→ **EXERCISE MATERIAL**:
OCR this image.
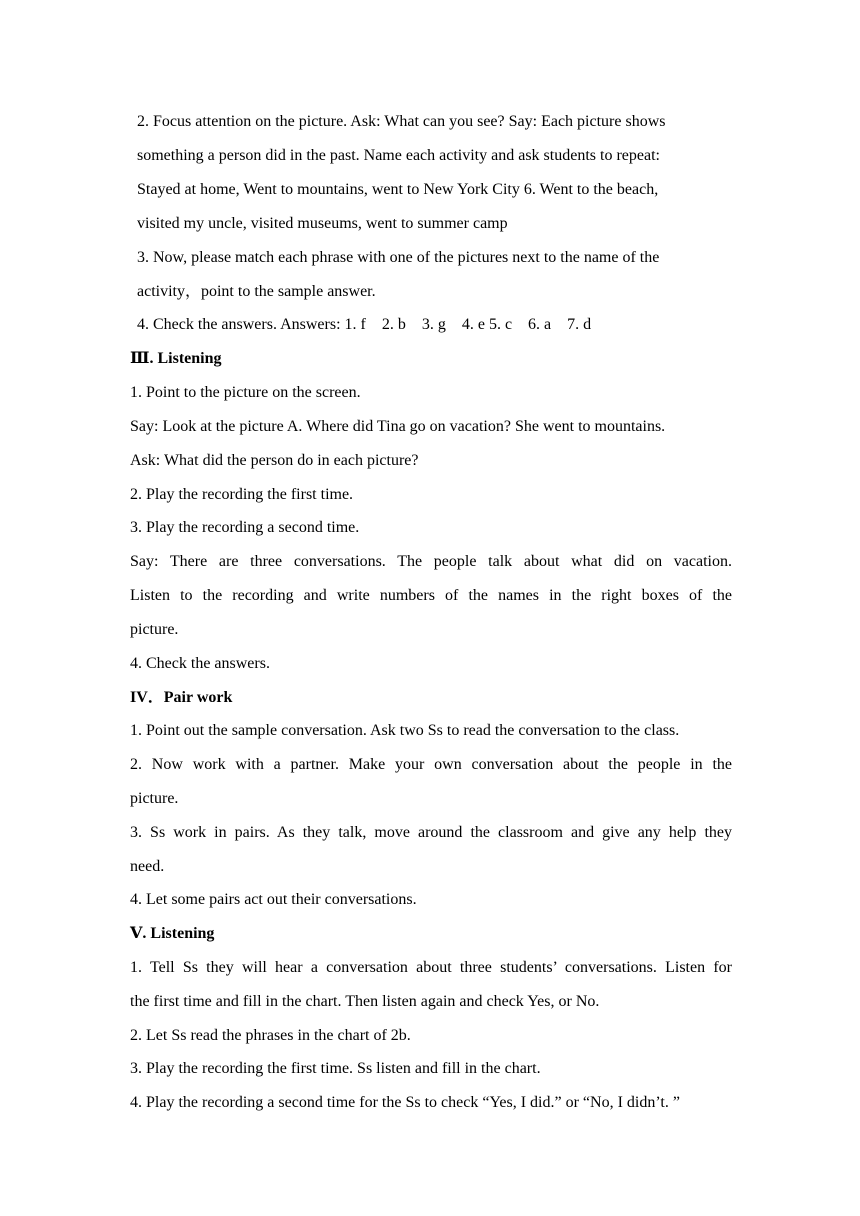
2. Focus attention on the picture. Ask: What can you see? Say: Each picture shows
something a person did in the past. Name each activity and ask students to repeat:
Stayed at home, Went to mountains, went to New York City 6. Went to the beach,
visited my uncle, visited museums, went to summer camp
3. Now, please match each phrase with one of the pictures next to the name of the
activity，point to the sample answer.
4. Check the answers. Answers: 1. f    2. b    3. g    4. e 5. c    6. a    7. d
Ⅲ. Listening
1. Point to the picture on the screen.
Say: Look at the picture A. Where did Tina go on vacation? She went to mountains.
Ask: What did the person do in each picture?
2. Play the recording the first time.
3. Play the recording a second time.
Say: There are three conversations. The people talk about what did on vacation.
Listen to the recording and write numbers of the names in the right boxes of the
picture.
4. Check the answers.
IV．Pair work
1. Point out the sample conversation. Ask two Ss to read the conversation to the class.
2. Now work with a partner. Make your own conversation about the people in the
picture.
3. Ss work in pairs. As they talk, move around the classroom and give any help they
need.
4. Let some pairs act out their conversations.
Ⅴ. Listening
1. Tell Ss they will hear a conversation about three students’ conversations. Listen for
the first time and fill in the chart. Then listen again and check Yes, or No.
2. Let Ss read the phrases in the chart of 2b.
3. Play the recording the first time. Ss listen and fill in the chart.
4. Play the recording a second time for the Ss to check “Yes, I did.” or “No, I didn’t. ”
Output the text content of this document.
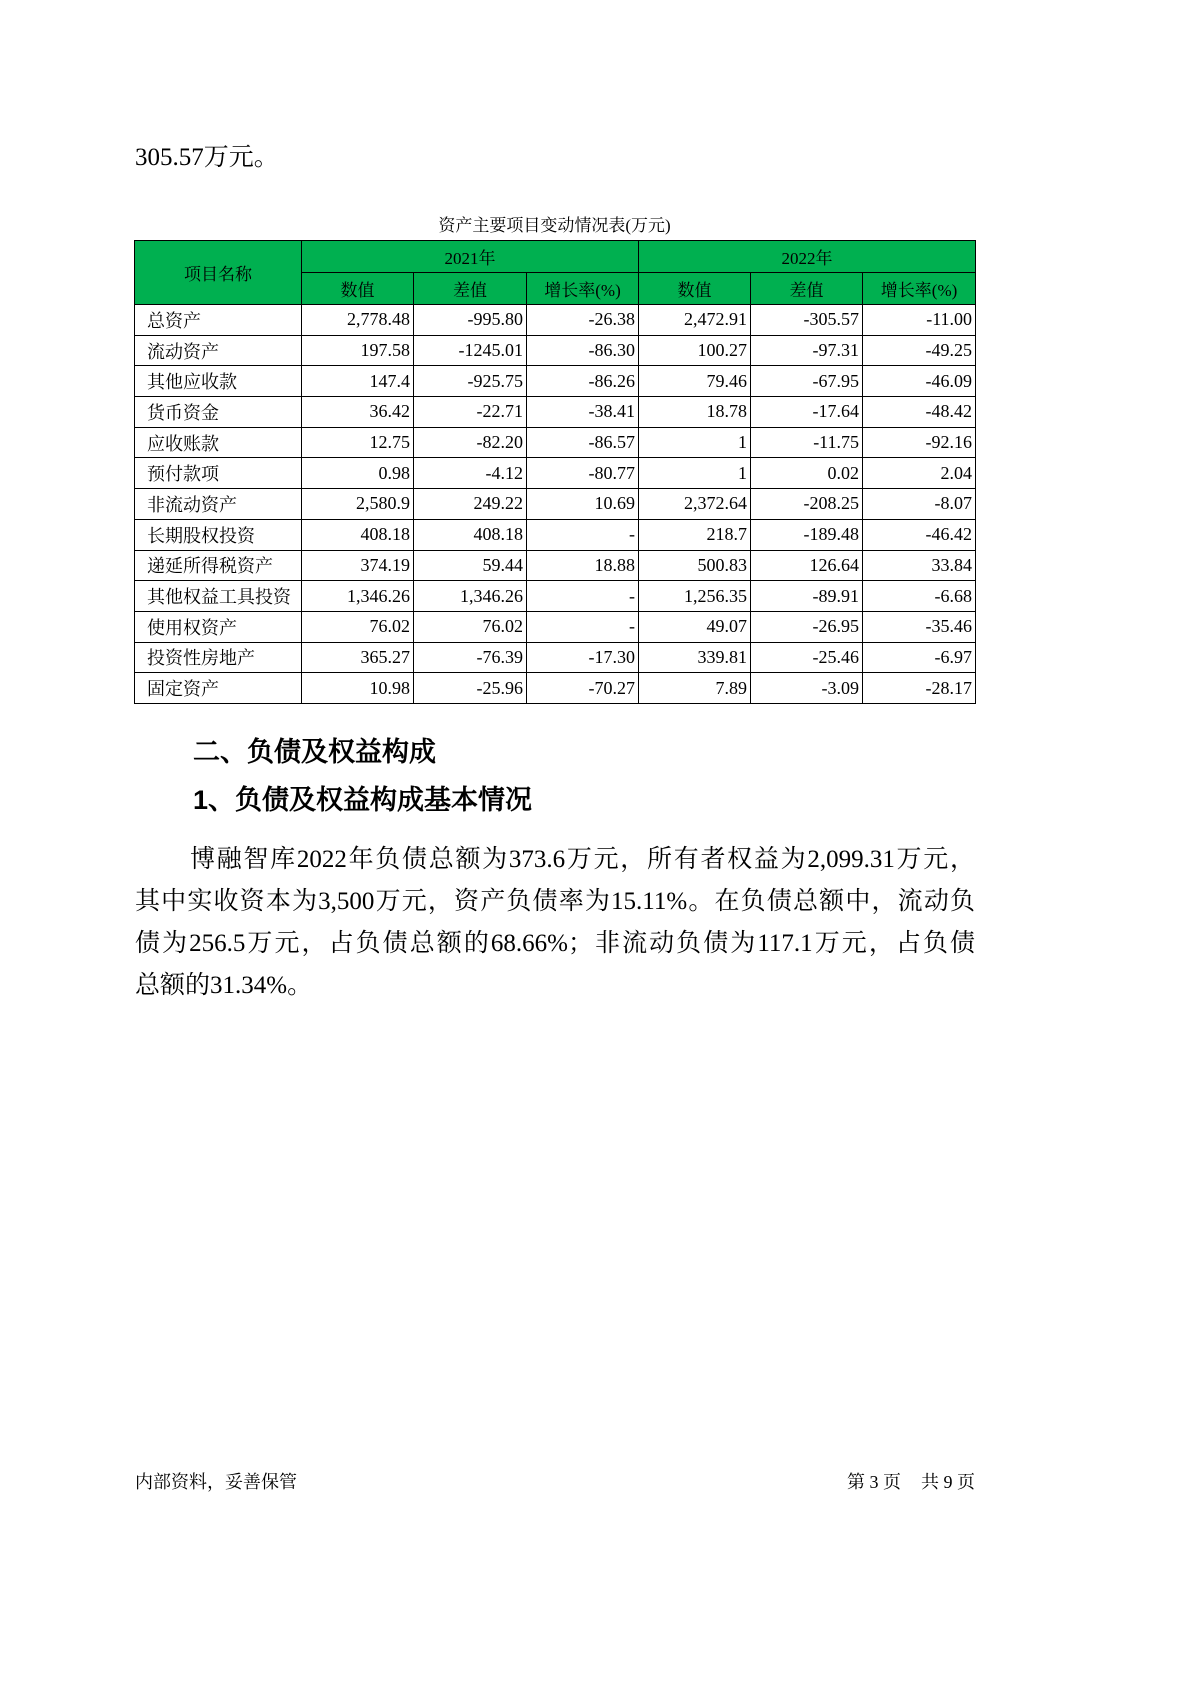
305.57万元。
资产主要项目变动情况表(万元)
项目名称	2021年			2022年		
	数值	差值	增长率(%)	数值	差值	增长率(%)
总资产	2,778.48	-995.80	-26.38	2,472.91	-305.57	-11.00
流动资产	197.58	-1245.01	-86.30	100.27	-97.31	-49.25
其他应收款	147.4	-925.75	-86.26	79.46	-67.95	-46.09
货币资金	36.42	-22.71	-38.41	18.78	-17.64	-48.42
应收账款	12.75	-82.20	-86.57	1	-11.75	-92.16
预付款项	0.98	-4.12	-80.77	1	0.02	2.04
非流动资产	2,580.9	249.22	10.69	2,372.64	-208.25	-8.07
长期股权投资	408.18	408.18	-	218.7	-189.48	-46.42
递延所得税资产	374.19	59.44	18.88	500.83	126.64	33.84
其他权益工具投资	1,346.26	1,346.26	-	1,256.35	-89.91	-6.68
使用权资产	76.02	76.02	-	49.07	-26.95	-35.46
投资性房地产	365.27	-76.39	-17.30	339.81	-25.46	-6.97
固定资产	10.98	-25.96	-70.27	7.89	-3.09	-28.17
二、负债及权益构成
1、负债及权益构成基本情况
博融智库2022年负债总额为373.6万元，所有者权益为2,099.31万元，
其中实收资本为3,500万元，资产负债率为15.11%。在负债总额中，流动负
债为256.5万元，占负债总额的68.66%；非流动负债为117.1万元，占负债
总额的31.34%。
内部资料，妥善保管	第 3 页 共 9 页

==

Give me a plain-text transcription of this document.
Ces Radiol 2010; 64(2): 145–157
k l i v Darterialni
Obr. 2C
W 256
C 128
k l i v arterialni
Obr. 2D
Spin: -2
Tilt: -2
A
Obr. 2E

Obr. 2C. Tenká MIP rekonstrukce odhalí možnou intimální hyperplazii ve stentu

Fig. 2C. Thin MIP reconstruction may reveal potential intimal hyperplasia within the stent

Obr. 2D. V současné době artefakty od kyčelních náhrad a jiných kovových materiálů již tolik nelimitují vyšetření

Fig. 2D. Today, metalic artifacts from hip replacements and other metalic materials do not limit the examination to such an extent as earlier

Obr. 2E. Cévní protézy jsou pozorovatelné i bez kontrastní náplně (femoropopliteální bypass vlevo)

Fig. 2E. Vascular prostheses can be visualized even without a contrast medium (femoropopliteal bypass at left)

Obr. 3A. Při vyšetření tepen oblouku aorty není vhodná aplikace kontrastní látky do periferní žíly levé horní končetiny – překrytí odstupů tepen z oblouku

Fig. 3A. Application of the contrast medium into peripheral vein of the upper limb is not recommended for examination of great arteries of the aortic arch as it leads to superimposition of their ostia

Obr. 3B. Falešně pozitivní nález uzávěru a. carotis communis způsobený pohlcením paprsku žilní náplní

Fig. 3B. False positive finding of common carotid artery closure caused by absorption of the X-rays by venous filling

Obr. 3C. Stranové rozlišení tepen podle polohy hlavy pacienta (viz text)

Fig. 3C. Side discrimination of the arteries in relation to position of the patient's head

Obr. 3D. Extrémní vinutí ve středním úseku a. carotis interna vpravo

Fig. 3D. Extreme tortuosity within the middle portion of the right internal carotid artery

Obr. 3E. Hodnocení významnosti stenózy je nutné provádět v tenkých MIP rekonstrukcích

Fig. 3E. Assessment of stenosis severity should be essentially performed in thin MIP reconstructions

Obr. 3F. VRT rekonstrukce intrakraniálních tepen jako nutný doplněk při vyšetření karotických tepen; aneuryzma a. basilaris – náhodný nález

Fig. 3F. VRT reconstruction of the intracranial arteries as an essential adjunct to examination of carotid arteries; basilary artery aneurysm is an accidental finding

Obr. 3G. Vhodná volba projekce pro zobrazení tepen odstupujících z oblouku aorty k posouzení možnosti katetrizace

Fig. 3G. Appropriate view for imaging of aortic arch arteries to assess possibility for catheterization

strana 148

---

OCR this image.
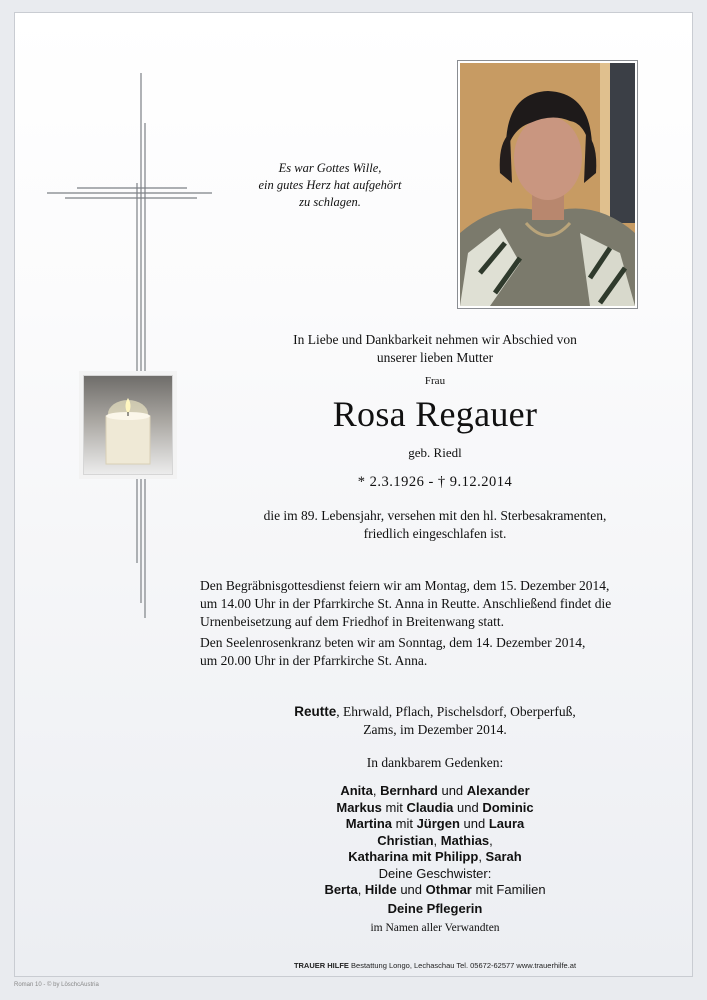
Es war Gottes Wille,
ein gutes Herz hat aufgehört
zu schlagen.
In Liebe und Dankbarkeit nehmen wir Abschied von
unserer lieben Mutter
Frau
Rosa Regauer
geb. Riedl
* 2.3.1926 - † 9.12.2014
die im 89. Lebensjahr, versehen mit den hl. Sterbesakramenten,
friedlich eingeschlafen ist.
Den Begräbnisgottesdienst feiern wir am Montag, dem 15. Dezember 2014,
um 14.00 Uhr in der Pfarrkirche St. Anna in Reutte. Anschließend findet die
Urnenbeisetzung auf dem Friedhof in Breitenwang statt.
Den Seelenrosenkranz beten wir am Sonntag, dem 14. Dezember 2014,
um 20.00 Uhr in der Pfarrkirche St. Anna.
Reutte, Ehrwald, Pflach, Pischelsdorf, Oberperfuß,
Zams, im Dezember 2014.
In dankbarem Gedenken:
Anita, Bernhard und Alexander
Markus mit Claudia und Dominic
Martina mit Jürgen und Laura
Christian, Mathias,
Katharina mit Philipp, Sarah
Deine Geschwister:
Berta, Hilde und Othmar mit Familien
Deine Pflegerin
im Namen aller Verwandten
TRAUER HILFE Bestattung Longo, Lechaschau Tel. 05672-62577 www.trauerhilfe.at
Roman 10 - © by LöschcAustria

→ **CHALLENGE**: Copy all lines from the data that hold the word "work".

→ **ANSWER TO THE TASK**:
IV．Pair work
2. Now work with a partner. Make your own conversation about the people in the
3. Ss work in pairs. As they talk, move around the classroom and give any help they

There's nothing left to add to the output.